▶ _TASK GOAL_: Reproduce every entry that follows word for word, but omit the images.
● ● ● ● ● ● ●
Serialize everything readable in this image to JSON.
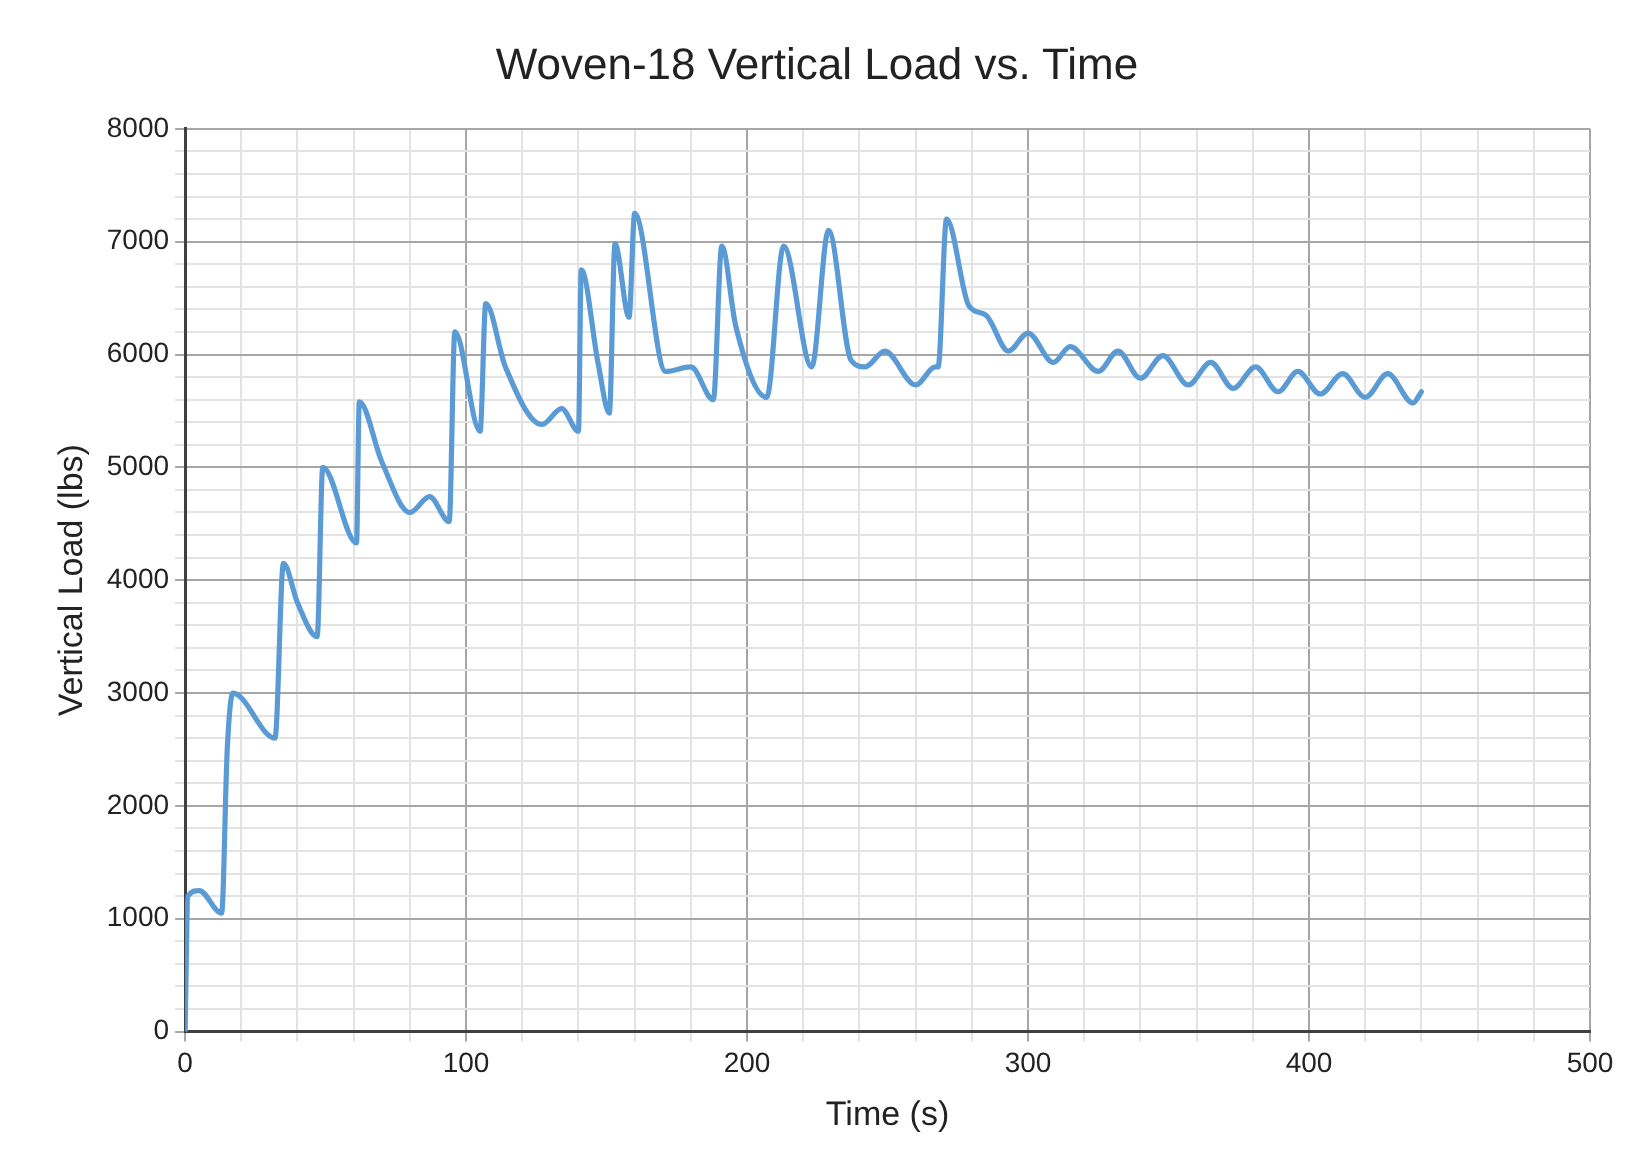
{
  "chart_data": {
    "type": "line",
    "title": "Woven-18 Vertical Load vs. Time",
    "xlabel": "Time (s)",
    "ylabel": "Vertical Load (lbs)",
    "xlim": [
      0,
      500
    ],
    "ylim": [
      0,
      8000
    ],
    "xticks": [
      0,
      {
        "value": 20,
        "label": null
      },
      {
        "value": 40,
        "label": null
      },
      {
        "value": 60,
        "label": null
      },
      {
        "value": 80,
        "label": null
      },
      100,
      {
        "value": 120,
        "label": null
      },
      {
        "value": 140,
        "label": null
      },
      {
        "value": 160,
        "label": null
      },
      {
        "value": 180,
        "label": null
      },
      200,
      {
        "value": 220,
        "label": null
      },
      {
        "value": 240,
        "label": null
      },
      {
        "value": 260,
        "label": null
      },
      {
        "value": 280,
        "label": null
      },
      300,
      {
        "value": 320,
        "label": null
      },
      {
        "value": 340,
        "label": null
      },
      {
        "value": 360,
        "label": null
      },
      {
        "value": 380,
        "label": null
      },
      400,
      {
        "value": 420,
        "label": null
      },
      {
        "value": 440,
        "label": null
      },
      {
        "value": 460,
        "label": null
      },
      {
        "value": 480,
        "label": null
      },
      500
    ],
    "yticks": [
      0,
      {
        "value": 200,
        "label": null
      },
      {
        "value": 400,
        "label": null
      },
      {
        "value": 600,
        "label": null
      },
      {
        "value": 800,
        "label": null
      },
      1000,
      {
        "value": 1200,
        "label": null
      },
      {
        "value": 1400,
        "label": null
      },
      {
        "value": 1600,
        "label": null
      },
      {
        "value": 1800,
        "label": null
      },
      2000,
      {
        "value": 2200,
        "label": null
      },
      {
        "value": 2400,
        "label": null
      },
      {
        "value": 2600,
        "label": null
      },
      {
        "value": 2800,
        "label": null
      },
      3000,
      {
        "value": 3200,
        "label": null
      },
      {
        "value": 3400,
        "label": null
      },
      {
        "value": 3600,
        "label": null
      },
      {
        "value": 3800,
        "label": null
      },
      4000,
      {
        "value": 4200,
        "label": null
      },
      {
        "value": 4400,
        "label": null
      },
      {
        "value": 4600,
        "label": null
      },
      {
        "value": 4800,
        "label": null
      },
      5000,
      {
        "value": 5200,
        "label": null
      },
      {
        "value": 5400,
        "label": null
      },
      {
        "value": 5600,
        "label": null
      },
      {
        "value": 5800,
        "label": null
      },
      6000,
      {
        "value": 6200,
        "label": null
      },
      {
        "value": 6400,
        "label": null
      },
      {
        "value": 6600,
        "label": null
      },
      {
        "value": 6800,
        "label": null
      },
      7000,
      {
        "value": 7200,
        "label": null
      },
      {
        "value": 7400,
        "label": null
      },
      {
        "value": 7600,
        "label": null
      },
      {
        "value": 7800,
        "label": null
      },
      8000
    ],
    "grid": true,
    "marker": "none",
    "line_style": "solid",
    "series": [
      {
        "color": "#5b9bd5",
        "x": [
          0,
          1,
          5,
          13,
          15,
          17,
          32,
          35,
          40,
          47,
          49,
          61,
          62,
          70,
          80,
          87,
          94,
          96,
          105,
          107,
          114,
          127,
          134,
          140,
          141,
          147,
          151,
          153,
          158,
          160,
          171,
          180,
          188,
          191,
          196,
          207,
          213,
          223,
          229,
          237,
          242,
          249,
          260,
          267,
          268,
          271,
          279,
          285,
          293,
          300,
          309,
          315,
          325,
          332,
          340,
          348,
          357,
          365,
          373,
          381,
          389,
          396,
          404,
          412,
          420,
          428,
          437,
          440
        ],
        "values": [
          0,
          1200,
          1250,
          1050,
          2500,
          3000,
          2600,
          4150,
          3800,
          3500,
          5000,
          4330,
          5580,
          5050,
          4600,
          4740,
          4520,
          6200,
          5320,
          6450,
          5890,
          5380,
          5520,
          5320,
          6750,
          5920,
          5480,
          6980,
          6330,
          7250,
          5850,
          5890,
          5600,
          6960,
          6250,
          5620,
          6960,
          5890,
          7100,
          5950,
          5890,
          6030,
          5730,
          5890,
          5890,
          7200,
          6430,
          6350,
          6030,
          6190,
          5930,
          6070,
          5850,
          6030,
          5790,
          5990,
          5730,
          5930,
          5700,
          5890,
          5670,
          5850,
          5650,
          5830,
          5620,
          5830,
          5570,
          5670
        ]
      }
    ]
  }
}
● ● ● ● ● ● ●
▶ _REPLY TO THE TASK_:
Serialize everything readable in this image to JSON.
{
  "chart_data": {
    "type": "line",
    "title": "Woven-18 Vertical Load vs. Time",
    "xlabel": "Time (s)",
    "ylabel": "Vertical Load (lbs)",
    "xlim": [
      0,
      500
    ],
    "ylim": [
      0,
      8000
    ],
    "xticks": [
      0,
      {
        "value": 20,
        "label": null
      },
      {
        "value": 40,
        "label": null
      },
      {
        "value": 60,
        "label": null
      },
      {
        "value": 80,
        "label": null
      },
      100,
      {
        "value": 120,
        "label": null
      },
      {
        "value": 140,
        "label": null
      },
      {
        "value": 160,
        "label": null
      },
      {
        "value": 180,
        "label": null
      },
      200,
      {
        "value": 220,
        "label": null
      },
      {
        "value": 240,
        "label": null
      },
      {
        "value": 260,
        "label": null
      },
      {
        "value": 280,
        "label": null
      },
      300,
      {
        "value": 320,
        "label": null
      },
      {
        "value": 340,
        "label": null
      },
      {
        "value": 360,
        "label": null
      },
      {
        "value": 380,
        "label": null
      },
      400,
      {
        "value": 420,
        "label": null
      },
      {
        "value": 440,
        "label": null
      },
      {
        "value": 460,
        "label": null
      },
      {
        "value": 480,
        "label": null
      },
      500
    ],
    "yticks": [
      0,
      {
        "value": 200,
        "label": null
      },
      {
        "value": 400,
        "label": null
      },
      {
        "value": 600,
        "label": null
      },
      {
        "value": 800,
        "label": null
      },
      1000,
      {
        "value": 1200,
        "label": null
      },
      {
        "value": 1400,
        "label": null
      },
      {
        "value": 1600,
        "label": null
      },
      {
        "value": 1800,
        "label": null
      },
      2000,
      {
        "value": 2200,
        "label": null
      },
      {
        "value": 2400,
        "label": null
      },
      {
        "value": 2600,
        "label": null
      },
      {
        "value": 2800,
        "label": null
      },
      3000,
      {
        "value": 3200,
        "label": null
      },
      {
        "value": 3400,
        "label": null
      },
      {
        "value": 3600,
        "label": null
      },
      {
        "value": 3800,
        "label": null
      },
      4000,
      {
        "value": 4200,
        "label": null
      },
      {
        "value": 4400,
        "label": null
      },
      {
        "value": 4600,
        "label": null
      },
      {
        "value": 4800,
        "label": null
      },
      5000,
      {
        "value": 5200,
        "label": null
      },
      {
        "value": 5400,
        "label": null
      },
      {
        "value": 5600,
        "label": null
      },
      {
        "value": 5800,
        "label": null
      },
      6000,
      {
        "value": 6200,
        "label": null
      },
      {
        "value": 6400,
        "label": null
      },
      {
        "value": 6600,
        "label": null
      },
      {
        "value": 6800,
        "label": null
      },
      7000,
      {
        "value": 7200,
        "label": null
      },
      {
        "value": 7400,
        "label": null
      },
      {
        "value": 7600,
        "label": null
      },
      {
        "value": 7800,
        "label": null
      },
      8000
    ],
    "grid": true,
    "marker": "none",
    "line_style": "solid",
    "series": [
      {
        "color": "#5b9bd5",
        "x": [
          0,
          1,
          5,
          13,
          15,
          17,
          32,
          35,
          40,
          47,
          49,
          61,
          62,
          70,
          80,
          87,
          94,
          96,
          105,
          107,
          114,
          127,
          134,
          140,
          141,
          147,
          151,
          153,
          158,
          160,
          171,
          180,
          188,
          191,
          196,
          207,
          213,
          223,
          229,
          237,
          242,
          249,
          260,
          267,
          268,
          271,
          279,
          285,
          293,
          300,
          309,
          315,
          325,
          332,
          340,
          348,
          357,
          365,
          373,
          381,
          389,
          396,
          404,
          412,
          420,
          428,
          437,
          440
        ],
        "values": [
          0,
          1200,
          1250,
          1050,
          2500,
          3000,
          2600,
          4150,
          3800,
          3500,
          5000,
          4330,
          5580,
          5050,
          4600,
          4740,
          4520,
          6200,
          5320,
          6450,
          5890,
          5380,
          5520,
          5320,
          6750,
          5920,
          5480,
          6980,
          6330,
          7250,
          5850,
          5890,
          5600,
          6960,
          6250,
          5620,
          6960,
          5890,
          7100,
          5950,
          5890,
          6030,
          5730,
          5890,
          5890,
          7200,
          6430,
          6350,
          6030,
          6190,
          5930,
          6070,
          5850,
          6030,
          5790,
          5990,
          5730,
          5930,
          5700,
          5890,
          5670,
          5850,
          5650,
          5830,
          5620,
          5830,
          5570,
          5670
        ]
      }
    ]
  }
}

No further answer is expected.